TASK INPUT.
===

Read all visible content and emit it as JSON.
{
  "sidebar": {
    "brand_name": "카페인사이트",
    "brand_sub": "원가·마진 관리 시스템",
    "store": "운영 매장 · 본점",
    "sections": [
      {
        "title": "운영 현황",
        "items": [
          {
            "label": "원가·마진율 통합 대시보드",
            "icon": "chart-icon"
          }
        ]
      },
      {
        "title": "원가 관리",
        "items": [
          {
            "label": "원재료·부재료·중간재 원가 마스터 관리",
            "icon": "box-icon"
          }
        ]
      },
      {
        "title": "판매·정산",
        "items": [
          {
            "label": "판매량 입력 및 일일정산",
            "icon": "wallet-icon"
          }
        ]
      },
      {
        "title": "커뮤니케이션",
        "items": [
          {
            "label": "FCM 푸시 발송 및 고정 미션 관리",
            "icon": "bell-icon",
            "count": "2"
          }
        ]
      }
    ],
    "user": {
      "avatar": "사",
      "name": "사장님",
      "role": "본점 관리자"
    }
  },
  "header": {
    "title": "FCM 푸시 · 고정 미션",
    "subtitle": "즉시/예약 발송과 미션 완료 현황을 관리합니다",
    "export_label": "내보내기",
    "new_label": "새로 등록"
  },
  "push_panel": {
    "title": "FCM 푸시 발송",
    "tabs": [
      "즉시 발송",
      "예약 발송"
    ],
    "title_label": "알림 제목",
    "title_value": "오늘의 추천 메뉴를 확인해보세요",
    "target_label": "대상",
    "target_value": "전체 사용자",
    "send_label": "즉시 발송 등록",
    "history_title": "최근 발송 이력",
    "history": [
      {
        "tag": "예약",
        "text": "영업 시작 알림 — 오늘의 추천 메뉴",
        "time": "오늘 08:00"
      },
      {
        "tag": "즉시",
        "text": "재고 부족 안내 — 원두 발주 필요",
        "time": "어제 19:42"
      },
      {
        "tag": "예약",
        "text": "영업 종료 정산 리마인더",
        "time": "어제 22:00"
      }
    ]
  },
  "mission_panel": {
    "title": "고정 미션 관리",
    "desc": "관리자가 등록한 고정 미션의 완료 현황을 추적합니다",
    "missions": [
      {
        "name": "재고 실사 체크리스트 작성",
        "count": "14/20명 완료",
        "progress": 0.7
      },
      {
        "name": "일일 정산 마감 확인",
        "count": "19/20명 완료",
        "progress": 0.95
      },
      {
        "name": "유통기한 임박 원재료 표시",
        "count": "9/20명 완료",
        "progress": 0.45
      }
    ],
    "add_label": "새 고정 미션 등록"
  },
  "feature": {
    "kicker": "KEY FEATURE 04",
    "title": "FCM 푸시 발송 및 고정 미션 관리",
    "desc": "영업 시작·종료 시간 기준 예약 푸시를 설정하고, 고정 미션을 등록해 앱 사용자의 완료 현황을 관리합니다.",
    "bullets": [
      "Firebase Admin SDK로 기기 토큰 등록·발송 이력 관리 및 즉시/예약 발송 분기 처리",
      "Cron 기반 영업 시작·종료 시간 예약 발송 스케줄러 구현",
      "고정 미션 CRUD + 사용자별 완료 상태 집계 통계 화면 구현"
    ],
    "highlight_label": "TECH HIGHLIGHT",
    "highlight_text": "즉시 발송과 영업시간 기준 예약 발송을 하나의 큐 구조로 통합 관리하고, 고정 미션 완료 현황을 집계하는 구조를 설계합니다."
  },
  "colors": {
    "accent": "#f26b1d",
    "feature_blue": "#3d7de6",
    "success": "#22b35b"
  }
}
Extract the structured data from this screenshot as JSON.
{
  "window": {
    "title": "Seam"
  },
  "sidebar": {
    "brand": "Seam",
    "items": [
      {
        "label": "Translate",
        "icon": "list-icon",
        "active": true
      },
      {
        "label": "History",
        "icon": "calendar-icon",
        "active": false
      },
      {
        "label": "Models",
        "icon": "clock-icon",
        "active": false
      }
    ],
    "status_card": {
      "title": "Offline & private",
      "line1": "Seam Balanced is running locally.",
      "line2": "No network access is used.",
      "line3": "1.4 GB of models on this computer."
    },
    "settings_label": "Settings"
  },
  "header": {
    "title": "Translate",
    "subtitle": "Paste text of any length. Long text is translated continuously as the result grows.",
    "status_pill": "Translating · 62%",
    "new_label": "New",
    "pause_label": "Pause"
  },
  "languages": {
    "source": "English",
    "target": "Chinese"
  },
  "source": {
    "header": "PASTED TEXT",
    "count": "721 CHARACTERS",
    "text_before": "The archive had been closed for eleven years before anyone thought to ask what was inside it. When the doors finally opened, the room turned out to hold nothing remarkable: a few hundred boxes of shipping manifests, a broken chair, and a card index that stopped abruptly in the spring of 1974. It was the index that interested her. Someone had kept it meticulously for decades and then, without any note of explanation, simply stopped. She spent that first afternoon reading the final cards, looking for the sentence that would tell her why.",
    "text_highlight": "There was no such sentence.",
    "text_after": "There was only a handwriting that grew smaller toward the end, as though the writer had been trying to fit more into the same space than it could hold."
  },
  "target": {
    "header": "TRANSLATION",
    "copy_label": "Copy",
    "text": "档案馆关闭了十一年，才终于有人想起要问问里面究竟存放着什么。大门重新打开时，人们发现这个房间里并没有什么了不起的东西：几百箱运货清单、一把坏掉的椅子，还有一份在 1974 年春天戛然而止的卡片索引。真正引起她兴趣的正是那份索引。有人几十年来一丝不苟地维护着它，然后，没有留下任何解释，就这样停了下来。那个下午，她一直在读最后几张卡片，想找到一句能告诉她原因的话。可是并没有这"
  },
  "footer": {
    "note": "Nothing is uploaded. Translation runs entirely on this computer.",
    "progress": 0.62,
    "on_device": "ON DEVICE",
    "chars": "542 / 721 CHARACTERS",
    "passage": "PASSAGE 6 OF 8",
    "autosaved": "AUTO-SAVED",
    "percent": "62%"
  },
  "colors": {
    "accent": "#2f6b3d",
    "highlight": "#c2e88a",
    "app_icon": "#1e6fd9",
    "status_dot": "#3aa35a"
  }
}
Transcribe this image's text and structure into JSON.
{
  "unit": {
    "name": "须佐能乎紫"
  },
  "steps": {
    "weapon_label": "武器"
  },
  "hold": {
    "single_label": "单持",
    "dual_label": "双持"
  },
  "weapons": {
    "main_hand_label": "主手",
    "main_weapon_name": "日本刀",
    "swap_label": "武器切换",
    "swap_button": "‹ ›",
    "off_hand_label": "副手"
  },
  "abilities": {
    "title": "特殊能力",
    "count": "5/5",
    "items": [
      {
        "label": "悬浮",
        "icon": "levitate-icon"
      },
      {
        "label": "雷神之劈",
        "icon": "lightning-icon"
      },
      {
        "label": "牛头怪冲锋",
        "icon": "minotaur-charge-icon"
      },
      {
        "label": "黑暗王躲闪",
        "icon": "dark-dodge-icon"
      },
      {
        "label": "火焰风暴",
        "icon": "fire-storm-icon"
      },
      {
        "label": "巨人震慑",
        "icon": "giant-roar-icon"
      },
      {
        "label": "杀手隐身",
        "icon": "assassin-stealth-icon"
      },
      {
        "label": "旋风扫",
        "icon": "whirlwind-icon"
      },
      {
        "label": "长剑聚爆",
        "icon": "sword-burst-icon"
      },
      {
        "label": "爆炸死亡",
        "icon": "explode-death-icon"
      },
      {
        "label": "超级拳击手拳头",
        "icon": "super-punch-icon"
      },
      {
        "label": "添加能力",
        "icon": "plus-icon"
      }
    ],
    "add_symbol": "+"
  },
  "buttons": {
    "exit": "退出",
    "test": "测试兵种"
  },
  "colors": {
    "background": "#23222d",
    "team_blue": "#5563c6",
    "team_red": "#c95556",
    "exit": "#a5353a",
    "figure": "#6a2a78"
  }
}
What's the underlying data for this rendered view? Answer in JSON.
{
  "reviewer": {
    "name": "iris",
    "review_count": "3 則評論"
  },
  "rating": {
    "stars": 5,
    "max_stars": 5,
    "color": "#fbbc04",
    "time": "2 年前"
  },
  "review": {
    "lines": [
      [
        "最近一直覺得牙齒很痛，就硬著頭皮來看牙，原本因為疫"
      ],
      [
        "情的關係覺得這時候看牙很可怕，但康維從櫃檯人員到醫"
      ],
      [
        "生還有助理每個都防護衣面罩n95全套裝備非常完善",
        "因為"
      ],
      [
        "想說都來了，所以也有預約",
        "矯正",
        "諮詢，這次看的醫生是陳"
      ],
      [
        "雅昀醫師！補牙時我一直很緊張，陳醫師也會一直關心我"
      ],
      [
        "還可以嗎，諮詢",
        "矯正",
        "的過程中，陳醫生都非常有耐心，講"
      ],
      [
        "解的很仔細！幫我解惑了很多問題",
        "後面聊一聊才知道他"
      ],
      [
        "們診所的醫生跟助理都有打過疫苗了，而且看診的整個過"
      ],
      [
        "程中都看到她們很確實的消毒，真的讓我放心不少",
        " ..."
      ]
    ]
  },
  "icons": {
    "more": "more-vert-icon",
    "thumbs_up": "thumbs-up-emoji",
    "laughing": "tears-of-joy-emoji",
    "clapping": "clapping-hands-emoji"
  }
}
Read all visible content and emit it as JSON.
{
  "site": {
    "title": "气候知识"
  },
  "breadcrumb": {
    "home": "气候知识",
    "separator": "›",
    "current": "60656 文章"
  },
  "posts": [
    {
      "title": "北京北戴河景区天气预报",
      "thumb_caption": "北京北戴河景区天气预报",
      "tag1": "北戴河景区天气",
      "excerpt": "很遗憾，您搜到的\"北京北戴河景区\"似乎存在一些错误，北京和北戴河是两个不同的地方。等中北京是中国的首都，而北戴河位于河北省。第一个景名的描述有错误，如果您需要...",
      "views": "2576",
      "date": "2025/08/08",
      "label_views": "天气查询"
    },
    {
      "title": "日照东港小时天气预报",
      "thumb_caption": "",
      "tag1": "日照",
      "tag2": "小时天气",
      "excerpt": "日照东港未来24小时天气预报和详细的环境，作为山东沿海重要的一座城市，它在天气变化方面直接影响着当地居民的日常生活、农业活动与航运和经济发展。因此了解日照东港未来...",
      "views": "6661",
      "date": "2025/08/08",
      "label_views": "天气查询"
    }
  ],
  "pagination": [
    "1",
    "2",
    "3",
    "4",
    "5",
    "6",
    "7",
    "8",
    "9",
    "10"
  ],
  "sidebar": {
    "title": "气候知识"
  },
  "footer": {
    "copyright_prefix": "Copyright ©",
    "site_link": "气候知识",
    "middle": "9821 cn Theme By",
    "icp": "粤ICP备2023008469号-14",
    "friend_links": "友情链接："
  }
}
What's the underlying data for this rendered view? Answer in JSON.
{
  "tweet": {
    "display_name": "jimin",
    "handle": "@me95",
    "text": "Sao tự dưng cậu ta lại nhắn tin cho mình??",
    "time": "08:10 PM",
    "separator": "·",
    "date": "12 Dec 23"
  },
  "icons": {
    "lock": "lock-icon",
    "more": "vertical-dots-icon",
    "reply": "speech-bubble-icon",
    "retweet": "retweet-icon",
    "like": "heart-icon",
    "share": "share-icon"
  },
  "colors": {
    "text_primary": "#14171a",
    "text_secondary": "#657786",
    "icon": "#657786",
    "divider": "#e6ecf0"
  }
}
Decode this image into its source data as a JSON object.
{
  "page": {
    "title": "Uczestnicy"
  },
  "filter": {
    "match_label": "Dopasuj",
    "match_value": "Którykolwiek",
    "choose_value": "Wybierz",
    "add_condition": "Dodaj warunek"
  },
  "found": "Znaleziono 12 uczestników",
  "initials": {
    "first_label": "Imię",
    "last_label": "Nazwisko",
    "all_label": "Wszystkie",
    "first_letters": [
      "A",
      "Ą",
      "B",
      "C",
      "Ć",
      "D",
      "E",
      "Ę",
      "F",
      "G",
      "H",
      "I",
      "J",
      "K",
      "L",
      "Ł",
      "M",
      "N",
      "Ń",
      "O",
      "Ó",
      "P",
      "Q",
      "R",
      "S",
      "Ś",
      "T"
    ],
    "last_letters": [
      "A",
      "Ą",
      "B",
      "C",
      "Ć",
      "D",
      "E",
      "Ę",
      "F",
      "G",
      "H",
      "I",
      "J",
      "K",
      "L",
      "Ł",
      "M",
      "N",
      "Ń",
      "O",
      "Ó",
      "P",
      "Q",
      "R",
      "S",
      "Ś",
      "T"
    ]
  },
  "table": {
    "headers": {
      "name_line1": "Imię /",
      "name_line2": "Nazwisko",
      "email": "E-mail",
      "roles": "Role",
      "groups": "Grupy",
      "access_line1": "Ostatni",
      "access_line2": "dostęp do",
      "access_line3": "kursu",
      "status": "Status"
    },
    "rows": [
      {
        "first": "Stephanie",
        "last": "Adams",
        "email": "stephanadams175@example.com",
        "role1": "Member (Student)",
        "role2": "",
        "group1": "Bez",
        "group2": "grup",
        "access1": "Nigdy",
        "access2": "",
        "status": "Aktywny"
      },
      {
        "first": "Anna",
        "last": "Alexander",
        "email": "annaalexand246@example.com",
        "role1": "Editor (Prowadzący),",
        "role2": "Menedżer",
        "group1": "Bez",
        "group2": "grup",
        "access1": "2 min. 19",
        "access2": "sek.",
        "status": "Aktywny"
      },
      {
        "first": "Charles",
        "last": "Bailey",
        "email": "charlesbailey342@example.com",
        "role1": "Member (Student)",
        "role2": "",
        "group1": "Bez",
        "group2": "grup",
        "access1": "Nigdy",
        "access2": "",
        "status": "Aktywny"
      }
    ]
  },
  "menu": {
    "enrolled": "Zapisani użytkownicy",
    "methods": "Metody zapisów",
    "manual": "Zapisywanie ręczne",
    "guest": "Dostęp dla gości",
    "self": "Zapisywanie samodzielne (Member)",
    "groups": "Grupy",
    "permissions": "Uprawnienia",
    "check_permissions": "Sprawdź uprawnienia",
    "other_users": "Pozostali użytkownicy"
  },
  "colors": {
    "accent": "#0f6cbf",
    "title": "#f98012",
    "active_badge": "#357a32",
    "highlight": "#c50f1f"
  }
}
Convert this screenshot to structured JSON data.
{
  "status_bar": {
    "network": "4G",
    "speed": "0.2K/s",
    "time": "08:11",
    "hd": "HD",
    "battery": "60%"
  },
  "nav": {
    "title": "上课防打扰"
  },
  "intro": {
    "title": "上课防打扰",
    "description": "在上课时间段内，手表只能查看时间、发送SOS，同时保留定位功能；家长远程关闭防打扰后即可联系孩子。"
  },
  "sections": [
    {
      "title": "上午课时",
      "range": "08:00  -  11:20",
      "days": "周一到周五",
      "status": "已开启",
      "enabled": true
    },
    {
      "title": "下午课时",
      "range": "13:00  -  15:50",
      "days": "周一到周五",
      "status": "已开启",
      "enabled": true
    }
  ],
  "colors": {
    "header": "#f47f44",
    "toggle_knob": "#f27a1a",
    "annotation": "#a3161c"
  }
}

===

REQUIRED WORK. Isolate the lines that hold the word "accent" and copy all of them.

RESULT FOR THIS EXERCISE.
    "accent": "#f26b1d",
    "accent": "#2f6b3d",
    "accent": "#0f6cbf",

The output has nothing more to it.